[Items from a data source]
....
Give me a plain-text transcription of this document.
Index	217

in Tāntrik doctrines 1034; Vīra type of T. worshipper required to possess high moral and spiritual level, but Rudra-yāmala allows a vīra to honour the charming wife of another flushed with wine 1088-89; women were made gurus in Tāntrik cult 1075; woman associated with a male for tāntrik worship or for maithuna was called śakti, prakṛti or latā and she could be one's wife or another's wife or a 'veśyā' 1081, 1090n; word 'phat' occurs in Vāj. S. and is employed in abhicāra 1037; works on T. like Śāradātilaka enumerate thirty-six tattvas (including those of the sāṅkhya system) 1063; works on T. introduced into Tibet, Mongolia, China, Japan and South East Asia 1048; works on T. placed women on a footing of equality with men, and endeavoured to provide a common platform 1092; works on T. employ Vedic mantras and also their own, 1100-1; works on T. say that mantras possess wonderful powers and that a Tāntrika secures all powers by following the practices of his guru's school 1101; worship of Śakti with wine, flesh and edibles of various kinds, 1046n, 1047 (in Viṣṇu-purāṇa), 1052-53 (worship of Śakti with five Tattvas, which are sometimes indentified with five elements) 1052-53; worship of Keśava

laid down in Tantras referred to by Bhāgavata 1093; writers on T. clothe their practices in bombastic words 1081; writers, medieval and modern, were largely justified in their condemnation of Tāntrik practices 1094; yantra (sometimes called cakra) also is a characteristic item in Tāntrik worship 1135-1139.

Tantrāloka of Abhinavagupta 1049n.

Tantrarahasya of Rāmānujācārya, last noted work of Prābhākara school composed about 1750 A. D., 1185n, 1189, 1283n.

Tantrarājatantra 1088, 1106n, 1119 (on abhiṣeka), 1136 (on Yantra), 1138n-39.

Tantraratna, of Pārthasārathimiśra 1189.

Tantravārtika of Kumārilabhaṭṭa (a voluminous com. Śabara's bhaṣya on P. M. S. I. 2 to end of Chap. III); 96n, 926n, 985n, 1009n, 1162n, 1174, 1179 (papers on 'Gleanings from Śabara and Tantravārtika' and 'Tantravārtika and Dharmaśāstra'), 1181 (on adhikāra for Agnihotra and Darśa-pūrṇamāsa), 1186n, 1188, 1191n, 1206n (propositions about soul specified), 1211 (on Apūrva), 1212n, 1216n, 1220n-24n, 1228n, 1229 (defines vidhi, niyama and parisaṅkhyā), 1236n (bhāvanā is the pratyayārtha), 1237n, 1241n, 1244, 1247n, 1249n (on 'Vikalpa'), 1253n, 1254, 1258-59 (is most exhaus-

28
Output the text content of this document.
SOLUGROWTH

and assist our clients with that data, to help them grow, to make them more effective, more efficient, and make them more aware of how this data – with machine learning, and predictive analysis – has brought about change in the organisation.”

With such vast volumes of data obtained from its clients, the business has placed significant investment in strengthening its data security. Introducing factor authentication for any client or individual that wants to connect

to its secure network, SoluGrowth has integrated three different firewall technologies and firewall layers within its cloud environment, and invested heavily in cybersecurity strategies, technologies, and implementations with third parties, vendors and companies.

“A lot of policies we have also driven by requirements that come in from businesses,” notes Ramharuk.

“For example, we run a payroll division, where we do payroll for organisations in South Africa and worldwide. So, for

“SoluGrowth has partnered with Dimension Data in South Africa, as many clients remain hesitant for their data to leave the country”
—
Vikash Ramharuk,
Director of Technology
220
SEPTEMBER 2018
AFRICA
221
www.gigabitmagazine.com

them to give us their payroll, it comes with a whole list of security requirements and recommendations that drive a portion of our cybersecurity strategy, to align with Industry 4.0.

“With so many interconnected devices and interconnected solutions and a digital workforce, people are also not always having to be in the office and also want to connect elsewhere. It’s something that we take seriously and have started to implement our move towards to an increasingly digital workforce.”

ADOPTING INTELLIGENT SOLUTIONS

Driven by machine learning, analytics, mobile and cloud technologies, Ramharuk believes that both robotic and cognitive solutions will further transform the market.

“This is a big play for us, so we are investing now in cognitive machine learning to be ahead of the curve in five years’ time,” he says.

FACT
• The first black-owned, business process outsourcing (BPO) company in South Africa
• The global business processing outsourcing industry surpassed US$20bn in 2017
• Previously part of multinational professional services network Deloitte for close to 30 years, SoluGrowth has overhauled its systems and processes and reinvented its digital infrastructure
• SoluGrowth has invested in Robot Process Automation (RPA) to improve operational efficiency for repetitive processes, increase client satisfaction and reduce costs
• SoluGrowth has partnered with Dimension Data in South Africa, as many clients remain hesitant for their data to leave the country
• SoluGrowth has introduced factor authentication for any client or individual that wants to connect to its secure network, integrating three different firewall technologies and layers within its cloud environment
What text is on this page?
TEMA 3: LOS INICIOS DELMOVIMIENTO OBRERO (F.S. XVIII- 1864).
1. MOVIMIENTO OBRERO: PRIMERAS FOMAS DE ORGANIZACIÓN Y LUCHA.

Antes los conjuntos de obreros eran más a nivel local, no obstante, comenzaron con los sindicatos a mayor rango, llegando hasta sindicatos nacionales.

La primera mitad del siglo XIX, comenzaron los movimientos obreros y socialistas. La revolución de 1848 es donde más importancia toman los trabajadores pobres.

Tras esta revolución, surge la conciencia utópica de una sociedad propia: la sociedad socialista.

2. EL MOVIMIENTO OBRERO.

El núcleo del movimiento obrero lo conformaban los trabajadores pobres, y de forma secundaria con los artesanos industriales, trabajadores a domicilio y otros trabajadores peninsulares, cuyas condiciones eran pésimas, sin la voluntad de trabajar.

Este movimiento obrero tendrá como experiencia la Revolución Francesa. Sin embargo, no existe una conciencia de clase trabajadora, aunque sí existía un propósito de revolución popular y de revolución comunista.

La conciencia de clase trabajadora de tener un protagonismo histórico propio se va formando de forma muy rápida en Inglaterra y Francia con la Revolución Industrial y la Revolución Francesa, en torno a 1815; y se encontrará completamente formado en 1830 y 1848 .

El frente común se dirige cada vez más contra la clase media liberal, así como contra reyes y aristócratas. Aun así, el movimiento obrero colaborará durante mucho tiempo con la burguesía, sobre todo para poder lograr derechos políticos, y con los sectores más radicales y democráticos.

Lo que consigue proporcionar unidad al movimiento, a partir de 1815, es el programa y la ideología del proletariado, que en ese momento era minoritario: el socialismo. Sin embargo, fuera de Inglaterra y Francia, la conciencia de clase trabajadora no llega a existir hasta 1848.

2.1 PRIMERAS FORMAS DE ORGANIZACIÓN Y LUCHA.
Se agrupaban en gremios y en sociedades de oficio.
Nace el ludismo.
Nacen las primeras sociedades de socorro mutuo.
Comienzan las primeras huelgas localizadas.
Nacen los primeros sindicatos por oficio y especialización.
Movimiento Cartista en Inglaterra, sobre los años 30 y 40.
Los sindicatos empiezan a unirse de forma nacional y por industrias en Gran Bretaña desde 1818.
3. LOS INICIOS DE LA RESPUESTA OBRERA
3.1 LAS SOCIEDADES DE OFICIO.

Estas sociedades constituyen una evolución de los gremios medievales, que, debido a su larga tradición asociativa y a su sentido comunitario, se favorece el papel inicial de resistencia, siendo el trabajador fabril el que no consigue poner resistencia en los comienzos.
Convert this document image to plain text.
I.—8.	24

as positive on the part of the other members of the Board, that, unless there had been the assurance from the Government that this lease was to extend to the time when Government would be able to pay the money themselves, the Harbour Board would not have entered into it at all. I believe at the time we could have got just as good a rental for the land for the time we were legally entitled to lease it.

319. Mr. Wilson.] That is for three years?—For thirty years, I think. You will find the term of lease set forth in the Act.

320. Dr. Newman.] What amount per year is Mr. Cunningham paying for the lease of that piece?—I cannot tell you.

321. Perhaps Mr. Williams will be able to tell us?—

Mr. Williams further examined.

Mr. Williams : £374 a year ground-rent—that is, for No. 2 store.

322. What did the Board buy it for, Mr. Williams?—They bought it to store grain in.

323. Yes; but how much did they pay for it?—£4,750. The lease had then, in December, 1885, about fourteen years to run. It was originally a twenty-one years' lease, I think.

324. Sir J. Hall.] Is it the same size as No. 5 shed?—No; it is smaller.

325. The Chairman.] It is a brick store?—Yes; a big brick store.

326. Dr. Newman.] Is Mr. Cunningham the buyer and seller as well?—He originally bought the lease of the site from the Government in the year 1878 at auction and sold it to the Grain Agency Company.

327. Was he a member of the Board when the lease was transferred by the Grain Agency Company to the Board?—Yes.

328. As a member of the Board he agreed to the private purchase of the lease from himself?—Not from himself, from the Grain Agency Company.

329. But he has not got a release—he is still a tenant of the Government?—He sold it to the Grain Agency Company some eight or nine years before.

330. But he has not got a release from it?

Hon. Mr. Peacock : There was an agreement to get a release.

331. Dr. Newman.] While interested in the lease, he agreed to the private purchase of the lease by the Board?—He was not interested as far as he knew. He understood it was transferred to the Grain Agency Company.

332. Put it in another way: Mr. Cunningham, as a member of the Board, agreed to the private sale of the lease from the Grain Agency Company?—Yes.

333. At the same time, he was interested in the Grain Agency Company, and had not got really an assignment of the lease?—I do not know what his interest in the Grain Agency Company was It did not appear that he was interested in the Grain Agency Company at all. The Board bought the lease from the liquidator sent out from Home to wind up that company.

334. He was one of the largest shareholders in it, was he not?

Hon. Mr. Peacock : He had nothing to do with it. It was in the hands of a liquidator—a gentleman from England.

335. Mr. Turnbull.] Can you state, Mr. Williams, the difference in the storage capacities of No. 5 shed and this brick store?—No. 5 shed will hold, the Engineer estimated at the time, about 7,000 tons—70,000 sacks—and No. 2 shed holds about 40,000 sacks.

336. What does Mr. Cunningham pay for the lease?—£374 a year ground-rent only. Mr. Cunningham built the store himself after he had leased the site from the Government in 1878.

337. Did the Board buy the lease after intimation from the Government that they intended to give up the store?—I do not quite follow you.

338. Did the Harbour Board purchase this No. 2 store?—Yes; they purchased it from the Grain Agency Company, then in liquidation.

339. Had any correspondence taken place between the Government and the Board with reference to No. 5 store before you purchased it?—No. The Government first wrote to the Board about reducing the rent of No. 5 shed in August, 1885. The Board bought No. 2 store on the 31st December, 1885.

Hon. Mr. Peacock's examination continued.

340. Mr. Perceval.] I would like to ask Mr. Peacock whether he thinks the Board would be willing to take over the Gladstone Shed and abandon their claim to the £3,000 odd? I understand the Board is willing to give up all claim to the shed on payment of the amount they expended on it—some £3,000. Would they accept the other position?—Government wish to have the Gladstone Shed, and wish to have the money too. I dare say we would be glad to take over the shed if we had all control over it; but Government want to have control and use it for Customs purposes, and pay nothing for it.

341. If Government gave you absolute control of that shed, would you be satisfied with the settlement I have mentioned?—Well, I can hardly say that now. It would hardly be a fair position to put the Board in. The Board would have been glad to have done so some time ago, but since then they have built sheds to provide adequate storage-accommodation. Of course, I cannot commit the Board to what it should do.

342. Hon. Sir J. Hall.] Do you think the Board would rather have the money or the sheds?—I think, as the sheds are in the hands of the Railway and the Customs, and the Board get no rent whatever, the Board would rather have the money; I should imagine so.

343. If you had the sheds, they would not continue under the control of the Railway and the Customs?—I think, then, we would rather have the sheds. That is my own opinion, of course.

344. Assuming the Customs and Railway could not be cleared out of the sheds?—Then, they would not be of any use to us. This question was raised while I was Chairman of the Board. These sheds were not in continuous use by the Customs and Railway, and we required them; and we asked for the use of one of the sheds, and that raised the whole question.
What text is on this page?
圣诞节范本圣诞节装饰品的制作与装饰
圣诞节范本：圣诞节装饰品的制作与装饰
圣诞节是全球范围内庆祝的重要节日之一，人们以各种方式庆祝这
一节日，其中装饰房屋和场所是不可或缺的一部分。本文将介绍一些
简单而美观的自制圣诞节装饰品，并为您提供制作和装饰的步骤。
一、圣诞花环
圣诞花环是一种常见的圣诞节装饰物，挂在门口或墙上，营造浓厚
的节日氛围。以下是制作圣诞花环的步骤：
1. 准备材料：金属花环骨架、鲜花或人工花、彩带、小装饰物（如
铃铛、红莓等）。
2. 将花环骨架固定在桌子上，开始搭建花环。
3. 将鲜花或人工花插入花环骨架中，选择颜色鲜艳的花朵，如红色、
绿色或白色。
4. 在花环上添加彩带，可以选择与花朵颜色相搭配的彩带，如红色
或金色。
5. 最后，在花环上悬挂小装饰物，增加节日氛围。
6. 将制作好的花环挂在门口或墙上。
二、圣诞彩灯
....
## Exercise directions:
Copy out every line from the data above that has "brick" in it.

## Solution to this exercise:
325. The Chairman.] It is a brick store?—Yes; a big brick store.
335. Mr. Turnbull.] Can you state, Mr. Williams, the difference in the storage capacities of No. 5 shed and this brick store?—No. 5 shed will hold, the Engineer estimated at the time, about 7,000 tons—70,000 sacks—and No. 2 shed holds about 40,000 sacks.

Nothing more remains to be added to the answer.